§ Problem requirements: Track down every line below that holds "нормативные" and copy it.

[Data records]
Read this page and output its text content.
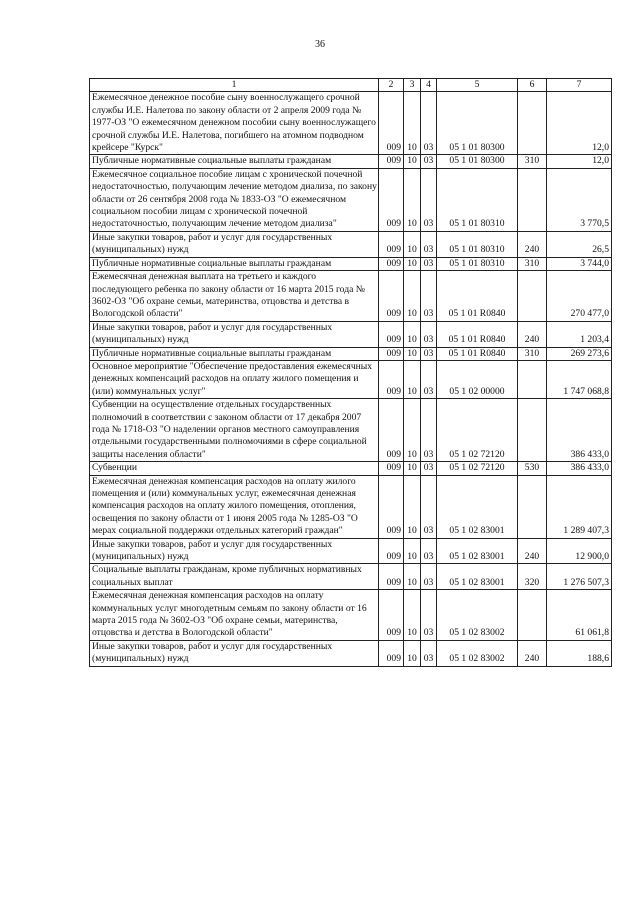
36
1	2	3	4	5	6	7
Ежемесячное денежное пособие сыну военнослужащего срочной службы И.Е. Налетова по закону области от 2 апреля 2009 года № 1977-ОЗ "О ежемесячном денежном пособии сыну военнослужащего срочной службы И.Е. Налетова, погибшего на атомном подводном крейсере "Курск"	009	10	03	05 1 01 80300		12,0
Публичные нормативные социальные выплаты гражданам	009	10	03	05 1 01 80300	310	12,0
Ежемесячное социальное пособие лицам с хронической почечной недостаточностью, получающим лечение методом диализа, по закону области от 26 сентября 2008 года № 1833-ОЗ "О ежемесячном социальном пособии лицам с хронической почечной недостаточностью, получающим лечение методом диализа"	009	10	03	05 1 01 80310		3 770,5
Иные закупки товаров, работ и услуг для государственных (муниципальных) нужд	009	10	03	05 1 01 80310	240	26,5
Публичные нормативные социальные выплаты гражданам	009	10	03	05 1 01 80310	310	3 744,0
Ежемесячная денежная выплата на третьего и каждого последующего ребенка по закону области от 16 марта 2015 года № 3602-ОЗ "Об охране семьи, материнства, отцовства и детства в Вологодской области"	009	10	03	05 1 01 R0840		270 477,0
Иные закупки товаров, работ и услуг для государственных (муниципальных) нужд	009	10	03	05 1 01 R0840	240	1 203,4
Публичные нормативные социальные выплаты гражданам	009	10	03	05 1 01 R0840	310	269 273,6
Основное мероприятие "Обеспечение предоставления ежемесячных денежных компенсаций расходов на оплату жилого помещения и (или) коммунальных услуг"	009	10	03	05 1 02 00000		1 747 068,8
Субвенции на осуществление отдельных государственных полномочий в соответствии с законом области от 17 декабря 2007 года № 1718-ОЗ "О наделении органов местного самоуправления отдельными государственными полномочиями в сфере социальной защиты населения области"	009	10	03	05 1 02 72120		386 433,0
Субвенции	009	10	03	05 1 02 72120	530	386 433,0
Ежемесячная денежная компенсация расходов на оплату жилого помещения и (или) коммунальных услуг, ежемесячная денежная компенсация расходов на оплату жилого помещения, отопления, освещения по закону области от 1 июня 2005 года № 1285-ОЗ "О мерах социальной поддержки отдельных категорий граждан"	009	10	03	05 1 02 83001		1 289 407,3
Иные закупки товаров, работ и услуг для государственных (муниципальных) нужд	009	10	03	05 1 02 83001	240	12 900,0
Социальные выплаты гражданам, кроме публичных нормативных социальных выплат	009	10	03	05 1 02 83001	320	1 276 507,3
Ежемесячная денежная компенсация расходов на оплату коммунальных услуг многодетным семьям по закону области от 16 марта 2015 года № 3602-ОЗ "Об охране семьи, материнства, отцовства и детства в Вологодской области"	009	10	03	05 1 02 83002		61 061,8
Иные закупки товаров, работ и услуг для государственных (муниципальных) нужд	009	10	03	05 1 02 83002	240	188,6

§ Response to this exercise:
Публичные нормативные социальные выплаты гражданам	009	10	03	05 1 01 80300	310	12,0
Публичные нормативные социальные выплаты гражданам	009	10	03	05 1 01 80310	310	3 744,0
Публичные нормативные социальные выплаты гражданам	009	10	03	05 1 01 R0840	310	269 273,6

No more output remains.